Given information:
** START **
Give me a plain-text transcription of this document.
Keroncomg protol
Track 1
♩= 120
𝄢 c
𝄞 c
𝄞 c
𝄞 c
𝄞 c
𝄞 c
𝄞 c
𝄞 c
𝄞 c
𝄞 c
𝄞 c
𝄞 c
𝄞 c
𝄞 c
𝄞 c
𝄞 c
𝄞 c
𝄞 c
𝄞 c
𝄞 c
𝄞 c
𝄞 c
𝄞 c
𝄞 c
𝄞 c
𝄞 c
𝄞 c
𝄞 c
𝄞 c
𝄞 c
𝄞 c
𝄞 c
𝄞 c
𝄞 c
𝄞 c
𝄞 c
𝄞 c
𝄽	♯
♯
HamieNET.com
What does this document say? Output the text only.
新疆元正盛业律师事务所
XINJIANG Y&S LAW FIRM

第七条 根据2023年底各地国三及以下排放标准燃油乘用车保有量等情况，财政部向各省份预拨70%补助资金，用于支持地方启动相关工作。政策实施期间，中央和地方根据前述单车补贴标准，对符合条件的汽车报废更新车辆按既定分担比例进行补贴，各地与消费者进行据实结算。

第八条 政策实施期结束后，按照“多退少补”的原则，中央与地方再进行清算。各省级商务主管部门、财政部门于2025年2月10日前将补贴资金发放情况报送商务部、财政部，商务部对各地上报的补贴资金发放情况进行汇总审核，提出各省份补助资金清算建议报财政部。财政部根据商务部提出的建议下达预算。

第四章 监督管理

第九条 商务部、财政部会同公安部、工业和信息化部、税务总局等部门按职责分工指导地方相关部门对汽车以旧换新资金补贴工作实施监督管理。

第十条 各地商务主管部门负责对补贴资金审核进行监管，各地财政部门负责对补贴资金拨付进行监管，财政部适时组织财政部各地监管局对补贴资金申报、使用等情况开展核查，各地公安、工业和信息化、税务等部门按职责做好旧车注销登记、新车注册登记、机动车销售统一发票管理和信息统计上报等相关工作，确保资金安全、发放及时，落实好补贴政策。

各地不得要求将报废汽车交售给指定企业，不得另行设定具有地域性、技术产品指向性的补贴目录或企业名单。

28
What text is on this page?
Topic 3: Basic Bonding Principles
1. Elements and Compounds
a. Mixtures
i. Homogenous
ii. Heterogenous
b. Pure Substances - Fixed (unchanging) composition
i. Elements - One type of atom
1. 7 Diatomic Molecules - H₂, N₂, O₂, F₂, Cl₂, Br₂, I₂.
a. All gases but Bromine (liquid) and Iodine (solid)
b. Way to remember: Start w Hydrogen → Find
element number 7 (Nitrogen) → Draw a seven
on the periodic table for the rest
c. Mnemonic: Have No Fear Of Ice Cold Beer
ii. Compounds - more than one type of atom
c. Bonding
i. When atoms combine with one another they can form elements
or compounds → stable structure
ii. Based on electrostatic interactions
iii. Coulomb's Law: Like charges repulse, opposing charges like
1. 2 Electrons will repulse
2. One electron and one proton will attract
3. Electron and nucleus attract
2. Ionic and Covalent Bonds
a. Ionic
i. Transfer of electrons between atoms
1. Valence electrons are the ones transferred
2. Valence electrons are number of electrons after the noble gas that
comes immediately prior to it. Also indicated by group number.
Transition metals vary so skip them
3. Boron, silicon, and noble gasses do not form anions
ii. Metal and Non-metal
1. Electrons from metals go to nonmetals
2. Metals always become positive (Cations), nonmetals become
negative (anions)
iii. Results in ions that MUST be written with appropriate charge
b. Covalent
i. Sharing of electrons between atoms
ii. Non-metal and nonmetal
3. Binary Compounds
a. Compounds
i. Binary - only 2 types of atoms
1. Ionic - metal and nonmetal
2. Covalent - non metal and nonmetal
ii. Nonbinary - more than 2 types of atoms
** END **
Task statement: Recopy the whole listing exactly.

Exercise solution:
Give me a plain-text transcription of this document.
Keroncomg protol
Track 1
♩= 120
𝄢 c
𝄞 c
𝄞 c
𝄞 c
𝄞 c
𝄞 c
𝄞 c
𝄞 c
𝄞 c
𝄞 c
𝄞 c
𝄞 c
𝄞 c
𝄞 c
𝄞 c
𝄞 c
𝄞 c
𝄞 c
𝄞 c
𝄞 c
𝄞 c
𝄞 c
𝄞 c
𝄞 c
𝄞 c
𝄞 c
𝄞 c
𝄞 c
𝄞 c
𝄞 c
𝄞 c
𝄞 c
𝄞 c
𝄞 c
𝄞 c
𝄞 c
𝄞 c
𝄽	♯
♯
HamieNET.com
What does this document say? Output the text only.
新疆元正盛业律师事务所
XINJIANG Y&S LAW FIRM

第七条 根据2023年底各地国三及以下排放标准燃油乘用车保有量等情况，财政部向各省份预拨70%补助资金，用于支持地方启动相关工作。政策实施期间，中央和地方根据前述单车补贴标准，对符合条件的汽车报废更新车辆按既定分担比例进行补贴，各地与消费者进行据实结算。

第八条 政策实施期结束后，按照“多退少补”的原则，中央与地方再进行清算。各省级商务主管部门、财政部门于2025年2月10日前将补贴资金发放情况报送商务部、财政部，商务部对各地上报的补贴资金发放情况进行汇总审核，提出各省份补助资金清算建议报财政部。财政部根据商务部提出的建议下达预算。

第四章 监督管理

第九条 商务部、财政部会同公安部、工业和信息化部、税务总局等部门按职责分工指导地方相关部门对汽车以旧换新资金补贴工作实施监督管理。

第十条 各地商务主管部门负责对补贴资金审核进行监管，各地财政部门负责对补贴资金拨付进行监管，财政部适时组织财政部各地监管局对补贴资金申报、使用等情况开展核查，各地公安、工业和信息化、税务等部门按职责做好旧车注销登记、新车注册登记、机动车销售统一发票管理和信息统计上报等相关工作，确保资金安全、发放及时，落实好补贴政策。

各地不得要求将报废汽车交售给指定企业，不得另行设定具有地域性、技术产品指向性的补贴目录或企业名单。

28
What text is on this page?
Topic 3: Basic Bonding Principles
1. Elements and Compounds
a. Mixtures
i. Homogenous
ii. Heterogenous
b. Pure Substances - Fixed (unchanging) composition
i. Elements - One type of atom
1. 7 Diatomic Molecules - H₂, N₂, O₂, F₂, Cl₂, Br₂, I₂.
a. All gases but Bromine (liquid) and Iodine (solid)
b. Way to remember: Start w Hydrogen → Find
element number 7 (Nitrogen) → Draw a seven
on the periodic table for the rest
c. Mnemonic: Have No Fear Of Ice Cold Beer
ii. Compounds - more than one type of atom
c. Bonding
i. When atoms combine with one another they can form elements
or compounds → stable structure
ii. Based on electrostatic interactions
iii. Coulomb's Law: Like charges repulse, opposing charges like
1. 2 Electrons will repulse
2. One electron and one proton will attract
3. Electron and nucleus attract
2. Ionic and Covalent Bonds
a. Ionic
i. Transfer of electrons between atoms
1. Valence electrons are the ones transferred
2. Valence electrons are number of electrons after the noble gas that
comes immediately prior to it. Also indicated by group number.
Transition metals vary so skip them
3. Boron, silicon, and noble gasses do not form anions
ii. Metal and Non-metal
1. Electrons from metals go to nonmetals
2. Metals always become positive (Cations), nonmetals become
negative (anions)
iii. Results in ions that MUST be written with appropriate charge
b. Covalent
i. Sharing of electrons between atoms
ii. Non-metal and nonmetal
3. Binary Compounds
a. Compounds
i. Binary - only 2 types of atoms
1. Ionic - metal and nonmetal
2. Covalent - non metal and nonmetal
ii. Nonbinary - more than 2 types of atoms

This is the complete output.